_Figure collection entries_.
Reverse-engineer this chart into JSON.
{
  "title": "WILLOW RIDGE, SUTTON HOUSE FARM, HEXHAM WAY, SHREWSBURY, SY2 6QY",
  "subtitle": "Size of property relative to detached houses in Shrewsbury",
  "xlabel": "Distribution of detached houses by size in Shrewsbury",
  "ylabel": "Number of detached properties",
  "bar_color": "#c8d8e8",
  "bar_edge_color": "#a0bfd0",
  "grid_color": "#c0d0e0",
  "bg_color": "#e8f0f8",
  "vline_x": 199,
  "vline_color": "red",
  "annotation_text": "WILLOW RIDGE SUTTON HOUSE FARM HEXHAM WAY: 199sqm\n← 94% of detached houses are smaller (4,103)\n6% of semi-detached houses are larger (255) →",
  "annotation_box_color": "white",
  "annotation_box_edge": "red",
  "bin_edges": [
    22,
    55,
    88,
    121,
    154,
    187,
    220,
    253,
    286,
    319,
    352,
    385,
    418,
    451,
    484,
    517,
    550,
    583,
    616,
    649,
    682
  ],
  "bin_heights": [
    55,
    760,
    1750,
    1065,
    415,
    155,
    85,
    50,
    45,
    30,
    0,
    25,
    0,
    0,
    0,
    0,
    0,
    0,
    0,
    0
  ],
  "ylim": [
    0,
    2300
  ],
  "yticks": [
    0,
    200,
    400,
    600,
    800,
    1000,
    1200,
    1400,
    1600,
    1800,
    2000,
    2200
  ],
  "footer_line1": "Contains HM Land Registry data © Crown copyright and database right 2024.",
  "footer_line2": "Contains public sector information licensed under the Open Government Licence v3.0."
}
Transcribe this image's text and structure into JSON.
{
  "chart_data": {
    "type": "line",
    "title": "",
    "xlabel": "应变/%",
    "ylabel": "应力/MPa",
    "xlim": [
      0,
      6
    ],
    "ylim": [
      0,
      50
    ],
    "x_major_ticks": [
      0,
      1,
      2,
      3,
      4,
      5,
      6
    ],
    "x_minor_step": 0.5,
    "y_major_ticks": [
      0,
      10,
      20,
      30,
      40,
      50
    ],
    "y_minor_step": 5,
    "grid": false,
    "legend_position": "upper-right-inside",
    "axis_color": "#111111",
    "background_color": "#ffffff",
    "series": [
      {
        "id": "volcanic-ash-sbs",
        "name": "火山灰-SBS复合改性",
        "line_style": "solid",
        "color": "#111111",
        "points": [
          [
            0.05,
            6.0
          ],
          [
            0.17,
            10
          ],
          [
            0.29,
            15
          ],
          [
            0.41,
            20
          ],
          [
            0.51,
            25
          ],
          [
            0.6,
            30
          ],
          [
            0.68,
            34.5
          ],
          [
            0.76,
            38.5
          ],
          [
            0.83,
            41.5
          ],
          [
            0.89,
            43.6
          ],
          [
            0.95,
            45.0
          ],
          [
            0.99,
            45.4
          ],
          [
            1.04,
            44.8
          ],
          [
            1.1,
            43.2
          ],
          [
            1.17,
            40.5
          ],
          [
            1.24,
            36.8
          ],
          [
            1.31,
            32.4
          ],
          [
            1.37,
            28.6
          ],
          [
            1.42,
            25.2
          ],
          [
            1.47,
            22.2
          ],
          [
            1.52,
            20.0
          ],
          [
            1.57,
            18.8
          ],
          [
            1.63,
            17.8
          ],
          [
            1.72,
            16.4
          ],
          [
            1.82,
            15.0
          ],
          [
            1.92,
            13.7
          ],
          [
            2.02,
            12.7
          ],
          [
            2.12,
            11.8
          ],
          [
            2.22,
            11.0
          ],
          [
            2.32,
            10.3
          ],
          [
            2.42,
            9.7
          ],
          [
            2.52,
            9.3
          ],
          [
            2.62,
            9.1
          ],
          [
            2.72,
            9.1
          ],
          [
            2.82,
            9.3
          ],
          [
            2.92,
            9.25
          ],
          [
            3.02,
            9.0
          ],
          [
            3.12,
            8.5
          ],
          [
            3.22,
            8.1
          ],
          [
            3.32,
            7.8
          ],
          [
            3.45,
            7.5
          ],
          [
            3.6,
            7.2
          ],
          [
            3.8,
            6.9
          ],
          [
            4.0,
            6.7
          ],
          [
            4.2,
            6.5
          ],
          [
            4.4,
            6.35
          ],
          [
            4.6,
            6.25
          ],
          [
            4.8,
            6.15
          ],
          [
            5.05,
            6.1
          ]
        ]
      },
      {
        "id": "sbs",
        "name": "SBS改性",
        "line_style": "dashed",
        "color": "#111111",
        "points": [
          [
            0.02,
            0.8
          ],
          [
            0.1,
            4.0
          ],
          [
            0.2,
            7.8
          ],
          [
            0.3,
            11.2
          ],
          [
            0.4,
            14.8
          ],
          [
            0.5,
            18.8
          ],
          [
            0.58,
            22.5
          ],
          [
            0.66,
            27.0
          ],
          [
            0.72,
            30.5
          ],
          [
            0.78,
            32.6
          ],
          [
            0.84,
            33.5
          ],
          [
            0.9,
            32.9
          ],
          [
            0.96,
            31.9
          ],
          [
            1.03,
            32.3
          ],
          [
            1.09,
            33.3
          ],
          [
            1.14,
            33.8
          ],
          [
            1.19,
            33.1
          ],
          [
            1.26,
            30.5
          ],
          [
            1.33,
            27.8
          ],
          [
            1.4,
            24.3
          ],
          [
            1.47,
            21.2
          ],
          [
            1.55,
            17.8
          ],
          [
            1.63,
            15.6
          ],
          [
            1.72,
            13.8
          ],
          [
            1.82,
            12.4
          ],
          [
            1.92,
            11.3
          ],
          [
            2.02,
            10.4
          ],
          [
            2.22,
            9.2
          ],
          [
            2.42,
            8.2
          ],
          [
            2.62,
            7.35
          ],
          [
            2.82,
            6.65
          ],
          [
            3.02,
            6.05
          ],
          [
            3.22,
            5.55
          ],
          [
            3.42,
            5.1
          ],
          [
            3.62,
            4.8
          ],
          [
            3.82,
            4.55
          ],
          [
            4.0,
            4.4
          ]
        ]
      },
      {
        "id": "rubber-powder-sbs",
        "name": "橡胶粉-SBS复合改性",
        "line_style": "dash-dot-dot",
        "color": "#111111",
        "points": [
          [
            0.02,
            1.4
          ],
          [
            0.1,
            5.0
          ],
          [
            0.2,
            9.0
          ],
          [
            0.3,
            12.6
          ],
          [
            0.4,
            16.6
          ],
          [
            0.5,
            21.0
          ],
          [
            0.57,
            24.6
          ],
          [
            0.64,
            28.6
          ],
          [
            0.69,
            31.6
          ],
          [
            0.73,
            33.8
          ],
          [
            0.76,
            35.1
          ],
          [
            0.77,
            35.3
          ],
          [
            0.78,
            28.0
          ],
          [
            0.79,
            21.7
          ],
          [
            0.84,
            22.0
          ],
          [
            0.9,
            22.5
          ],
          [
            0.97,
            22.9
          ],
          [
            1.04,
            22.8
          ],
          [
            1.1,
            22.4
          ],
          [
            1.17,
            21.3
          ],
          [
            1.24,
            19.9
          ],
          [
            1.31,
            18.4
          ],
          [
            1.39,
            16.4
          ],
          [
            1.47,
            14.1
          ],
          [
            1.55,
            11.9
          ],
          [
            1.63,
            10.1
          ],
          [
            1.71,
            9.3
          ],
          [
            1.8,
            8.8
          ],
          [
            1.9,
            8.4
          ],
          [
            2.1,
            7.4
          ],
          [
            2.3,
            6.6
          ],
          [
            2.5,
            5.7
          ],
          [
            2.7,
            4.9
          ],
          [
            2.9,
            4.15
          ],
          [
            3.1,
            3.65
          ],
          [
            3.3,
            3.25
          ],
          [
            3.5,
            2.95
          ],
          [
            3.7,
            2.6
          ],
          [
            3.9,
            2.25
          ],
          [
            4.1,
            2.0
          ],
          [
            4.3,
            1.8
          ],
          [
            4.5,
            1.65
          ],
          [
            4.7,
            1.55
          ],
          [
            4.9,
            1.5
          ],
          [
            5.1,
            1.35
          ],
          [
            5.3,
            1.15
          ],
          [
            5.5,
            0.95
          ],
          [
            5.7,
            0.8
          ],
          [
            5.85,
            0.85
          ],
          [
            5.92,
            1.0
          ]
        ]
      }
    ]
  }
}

_SET PROBLEM_.
Identify each line of the material where the word "HEXHAM" shows up, and copy it.

_THE COMPLETED TASK_.
  "title": "WILLOW RIDGE, SUTTON HOUSE FARM, HEXHAM WAY, SHREWSBURY, SY2 6QY",
  "annotation_text": "WILLOW RIDGE SUTTON HOUSE FARM HEXHAM WAY: 199sqm\n← 94% of detached houses are smaller (4,103)\n6% of semi-detached houses are larger (255) →",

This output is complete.